▶ [Records for processing]:
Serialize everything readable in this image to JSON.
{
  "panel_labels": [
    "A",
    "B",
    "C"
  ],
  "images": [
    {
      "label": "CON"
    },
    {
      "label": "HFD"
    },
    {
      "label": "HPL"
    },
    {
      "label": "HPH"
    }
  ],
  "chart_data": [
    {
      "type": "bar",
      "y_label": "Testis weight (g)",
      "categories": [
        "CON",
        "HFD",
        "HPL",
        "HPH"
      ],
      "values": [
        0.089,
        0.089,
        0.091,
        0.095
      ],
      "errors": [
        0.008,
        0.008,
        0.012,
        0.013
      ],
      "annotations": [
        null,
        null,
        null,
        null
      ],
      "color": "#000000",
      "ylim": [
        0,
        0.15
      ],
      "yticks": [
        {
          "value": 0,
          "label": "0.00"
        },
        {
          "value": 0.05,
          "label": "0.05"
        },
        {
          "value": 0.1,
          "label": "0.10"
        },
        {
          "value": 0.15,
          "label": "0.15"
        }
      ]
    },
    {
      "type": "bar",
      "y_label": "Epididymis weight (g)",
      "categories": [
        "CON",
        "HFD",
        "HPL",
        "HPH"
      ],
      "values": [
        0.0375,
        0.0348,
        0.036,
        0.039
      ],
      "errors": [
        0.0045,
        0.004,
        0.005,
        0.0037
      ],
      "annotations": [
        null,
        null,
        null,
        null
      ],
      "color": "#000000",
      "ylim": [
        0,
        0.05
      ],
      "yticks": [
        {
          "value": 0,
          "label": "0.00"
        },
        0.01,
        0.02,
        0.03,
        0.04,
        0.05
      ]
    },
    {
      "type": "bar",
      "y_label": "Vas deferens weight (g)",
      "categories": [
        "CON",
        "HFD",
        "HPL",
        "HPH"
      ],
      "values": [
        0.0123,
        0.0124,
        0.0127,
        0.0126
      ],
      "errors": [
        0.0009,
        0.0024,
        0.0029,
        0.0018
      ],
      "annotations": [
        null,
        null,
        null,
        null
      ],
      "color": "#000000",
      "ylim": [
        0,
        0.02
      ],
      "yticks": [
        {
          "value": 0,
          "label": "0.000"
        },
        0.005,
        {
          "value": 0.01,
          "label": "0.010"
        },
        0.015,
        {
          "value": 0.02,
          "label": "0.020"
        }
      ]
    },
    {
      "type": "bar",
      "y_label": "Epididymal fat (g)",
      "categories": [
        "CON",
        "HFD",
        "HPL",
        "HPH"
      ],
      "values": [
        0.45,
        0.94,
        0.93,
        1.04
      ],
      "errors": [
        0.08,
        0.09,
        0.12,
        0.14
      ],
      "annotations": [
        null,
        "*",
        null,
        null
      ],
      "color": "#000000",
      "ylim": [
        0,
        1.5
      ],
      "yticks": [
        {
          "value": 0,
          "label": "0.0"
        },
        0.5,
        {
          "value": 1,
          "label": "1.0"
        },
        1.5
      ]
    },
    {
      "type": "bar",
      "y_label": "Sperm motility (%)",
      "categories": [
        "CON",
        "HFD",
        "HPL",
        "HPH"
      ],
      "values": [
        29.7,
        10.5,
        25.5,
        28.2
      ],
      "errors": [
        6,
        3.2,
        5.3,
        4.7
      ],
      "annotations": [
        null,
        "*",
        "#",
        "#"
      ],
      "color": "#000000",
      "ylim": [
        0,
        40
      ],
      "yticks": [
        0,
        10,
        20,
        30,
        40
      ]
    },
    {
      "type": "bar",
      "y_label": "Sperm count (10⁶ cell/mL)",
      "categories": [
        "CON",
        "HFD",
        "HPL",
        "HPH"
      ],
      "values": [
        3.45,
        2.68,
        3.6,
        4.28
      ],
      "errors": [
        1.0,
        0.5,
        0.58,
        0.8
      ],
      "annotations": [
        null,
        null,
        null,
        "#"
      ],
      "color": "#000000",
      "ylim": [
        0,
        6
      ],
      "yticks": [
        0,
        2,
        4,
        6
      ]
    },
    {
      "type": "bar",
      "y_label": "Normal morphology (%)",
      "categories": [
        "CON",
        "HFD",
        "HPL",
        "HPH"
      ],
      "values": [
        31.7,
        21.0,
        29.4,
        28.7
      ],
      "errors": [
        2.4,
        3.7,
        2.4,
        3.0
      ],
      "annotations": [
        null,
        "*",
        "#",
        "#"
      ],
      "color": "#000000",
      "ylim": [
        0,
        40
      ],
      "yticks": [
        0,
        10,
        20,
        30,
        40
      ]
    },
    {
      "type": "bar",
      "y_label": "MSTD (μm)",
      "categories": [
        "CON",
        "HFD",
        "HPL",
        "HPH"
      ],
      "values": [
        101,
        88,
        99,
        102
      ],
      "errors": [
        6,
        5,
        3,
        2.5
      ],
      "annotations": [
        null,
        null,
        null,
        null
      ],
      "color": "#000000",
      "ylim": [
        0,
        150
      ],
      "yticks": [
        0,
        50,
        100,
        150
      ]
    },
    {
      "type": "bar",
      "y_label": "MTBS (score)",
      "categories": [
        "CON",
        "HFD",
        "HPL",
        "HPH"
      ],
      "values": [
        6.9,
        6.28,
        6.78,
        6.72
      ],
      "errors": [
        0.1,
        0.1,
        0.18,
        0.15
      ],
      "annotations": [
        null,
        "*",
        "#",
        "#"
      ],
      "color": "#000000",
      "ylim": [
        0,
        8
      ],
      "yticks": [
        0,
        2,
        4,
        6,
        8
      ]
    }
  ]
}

==

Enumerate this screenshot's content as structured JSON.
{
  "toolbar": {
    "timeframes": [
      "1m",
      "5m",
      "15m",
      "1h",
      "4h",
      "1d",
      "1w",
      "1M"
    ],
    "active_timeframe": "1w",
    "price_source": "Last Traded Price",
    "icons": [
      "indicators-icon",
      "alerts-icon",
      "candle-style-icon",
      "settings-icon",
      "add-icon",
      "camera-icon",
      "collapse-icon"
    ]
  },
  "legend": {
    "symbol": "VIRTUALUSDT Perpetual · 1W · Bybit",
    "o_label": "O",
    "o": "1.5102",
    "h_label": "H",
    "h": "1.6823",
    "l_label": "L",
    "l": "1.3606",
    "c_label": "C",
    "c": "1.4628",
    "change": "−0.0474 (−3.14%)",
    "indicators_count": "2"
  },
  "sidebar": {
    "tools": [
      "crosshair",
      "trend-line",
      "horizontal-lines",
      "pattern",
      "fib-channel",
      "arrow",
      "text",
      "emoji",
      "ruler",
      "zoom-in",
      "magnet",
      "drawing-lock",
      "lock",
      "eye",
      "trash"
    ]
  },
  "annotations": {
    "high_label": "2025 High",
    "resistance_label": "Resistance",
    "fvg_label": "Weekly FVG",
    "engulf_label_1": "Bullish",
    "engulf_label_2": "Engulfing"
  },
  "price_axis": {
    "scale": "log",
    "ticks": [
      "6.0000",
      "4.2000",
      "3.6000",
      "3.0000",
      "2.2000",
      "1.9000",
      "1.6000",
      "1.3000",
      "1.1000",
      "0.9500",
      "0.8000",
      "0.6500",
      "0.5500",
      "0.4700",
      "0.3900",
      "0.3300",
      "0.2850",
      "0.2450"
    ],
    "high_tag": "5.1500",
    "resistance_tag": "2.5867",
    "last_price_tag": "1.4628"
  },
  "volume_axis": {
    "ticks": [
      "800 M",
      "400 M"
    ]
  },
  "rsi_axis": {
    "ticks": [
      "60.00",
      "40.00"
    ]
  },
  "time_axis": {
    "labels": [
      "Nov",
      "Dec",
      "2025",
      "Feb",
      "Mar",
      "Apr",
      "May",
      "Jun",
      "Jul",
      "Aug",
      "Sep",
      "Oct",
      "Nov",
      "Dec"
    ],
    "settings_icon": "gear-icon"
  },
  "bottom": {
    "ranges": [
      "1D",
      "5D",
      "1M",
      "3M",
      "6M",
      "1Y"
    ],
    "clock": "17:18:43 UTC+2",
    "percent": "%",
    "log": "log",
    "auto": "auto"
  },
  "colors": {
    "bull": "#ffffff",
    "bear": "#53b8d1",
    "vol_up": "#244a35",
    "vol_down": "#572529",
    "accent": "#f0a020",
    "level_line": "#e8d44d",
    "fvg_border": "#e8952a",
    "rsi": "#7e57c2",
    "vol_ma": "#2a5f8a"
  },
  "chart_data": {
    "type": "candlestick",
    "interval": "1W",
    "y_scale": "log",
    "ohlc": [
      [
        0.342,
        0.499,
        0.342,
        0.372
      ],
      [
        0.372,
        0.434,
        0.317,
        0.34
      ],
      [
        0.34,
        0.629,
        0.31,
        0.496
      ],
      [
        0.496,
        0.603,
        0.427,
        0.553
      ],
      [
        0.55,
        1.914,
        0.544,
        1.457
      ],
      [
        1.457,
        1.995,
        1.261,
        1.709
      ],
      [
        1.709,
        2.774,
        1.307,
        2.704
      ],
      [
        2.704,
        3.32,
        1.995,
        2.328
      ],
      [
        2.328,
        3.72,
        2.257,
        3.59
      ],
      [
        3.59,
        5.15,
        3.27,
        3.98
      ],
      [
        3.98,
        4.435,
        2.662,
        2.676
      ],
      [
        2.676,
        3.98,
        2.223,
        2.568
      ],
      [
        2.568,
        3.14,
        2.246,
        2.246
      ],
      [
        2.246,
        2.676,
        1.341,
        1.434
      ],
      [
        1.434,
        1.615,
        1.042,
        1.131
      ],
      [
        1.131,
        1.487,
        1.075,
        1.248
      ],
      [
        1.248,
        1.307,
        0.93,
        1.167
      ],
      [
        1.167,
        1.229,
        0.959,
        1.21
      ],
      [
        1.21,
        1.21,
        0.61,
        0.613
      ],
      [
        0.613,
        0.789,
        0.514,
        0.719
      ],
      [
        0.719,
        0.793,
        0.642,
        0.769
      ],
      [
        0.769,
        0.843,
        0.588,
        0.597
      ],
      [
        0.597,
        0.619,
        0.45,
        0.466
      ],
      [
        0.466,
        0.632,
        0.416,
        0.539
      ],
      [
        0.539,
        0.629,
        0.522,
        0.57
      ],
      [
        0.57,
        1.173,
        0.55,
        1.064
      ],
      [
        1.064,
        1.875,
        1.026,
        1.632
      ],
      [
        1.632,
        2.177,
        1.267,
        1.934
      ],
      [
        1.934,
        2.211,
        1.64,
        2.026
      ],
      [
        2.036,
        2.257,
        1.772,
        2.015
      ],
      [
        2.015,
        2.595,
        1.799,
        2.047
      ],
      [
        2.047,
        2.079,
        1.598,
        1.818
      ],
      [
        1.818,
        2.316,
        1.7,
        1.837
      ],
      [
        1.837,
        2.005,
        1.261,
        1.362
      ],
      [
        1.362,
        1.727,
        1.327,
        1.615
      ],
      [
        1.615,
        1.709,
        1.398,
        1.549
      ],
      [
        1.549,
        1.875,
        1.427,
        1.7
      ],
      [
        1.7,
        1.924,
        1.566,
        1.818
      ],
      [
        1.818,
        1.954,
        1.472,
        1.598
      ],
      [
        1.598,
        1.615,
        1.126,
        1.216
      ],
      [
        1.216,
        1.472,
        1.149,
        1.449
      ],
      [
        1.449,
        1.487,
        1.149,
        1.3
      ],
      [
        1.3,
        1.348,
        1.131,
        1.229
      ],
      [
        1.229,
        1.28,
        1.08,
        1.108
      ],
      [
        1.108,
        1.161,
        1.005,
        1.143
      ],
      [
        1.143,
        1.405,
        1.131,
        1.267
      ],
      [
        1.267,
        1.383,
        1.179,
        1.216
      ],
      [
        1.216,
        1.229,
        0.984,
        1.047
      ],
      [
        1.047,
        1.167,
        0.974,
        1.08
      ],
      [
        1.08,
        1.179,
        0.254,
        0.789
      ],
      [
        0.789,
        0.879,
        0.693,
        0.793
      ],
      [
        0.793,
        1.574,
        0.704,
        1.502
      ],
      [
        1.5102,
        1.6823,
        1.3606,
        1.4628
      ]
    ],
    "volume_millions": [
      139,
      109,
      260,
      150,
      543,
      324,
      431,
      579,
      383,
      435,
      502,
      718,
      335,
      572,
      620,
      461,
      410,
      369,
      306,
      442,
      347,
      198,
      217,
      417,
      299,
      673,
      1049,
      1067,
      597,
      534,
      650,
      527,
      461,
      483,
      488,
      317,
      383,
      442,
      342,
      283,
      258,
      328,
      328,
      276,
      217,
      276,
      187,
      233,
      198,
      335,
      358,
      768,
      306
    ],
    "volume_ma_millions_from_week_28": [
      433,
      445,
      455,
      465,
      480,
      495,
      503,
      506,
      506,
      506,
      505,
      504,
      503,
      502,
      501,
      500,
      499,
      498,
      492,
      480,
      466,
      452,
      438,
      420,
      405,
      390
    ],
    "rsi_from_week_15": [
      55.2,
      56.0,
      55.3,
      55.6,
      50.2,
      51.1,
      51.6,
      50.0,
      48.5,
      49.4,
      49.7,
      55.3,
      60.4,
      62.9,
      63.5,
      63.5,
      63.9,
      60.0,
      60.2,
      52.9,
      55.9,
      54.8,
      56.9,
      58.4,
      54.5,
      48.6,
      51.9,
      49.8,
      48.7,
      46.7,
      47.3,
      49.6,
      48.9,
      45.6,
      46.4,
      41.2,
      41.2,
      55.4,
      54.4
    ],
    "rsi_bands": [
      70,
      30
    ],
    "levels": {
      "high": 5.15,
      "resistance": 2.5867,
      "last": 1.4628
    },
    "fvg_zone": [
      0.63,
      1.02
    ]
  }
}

▶ [What this task involves]: Pick out the lines that have the word "JSON". Copy them all.

▶ [Written solution]:
Serialize everything readable in this image to JSON.
Enumerate this screenshot's content as structured JSON.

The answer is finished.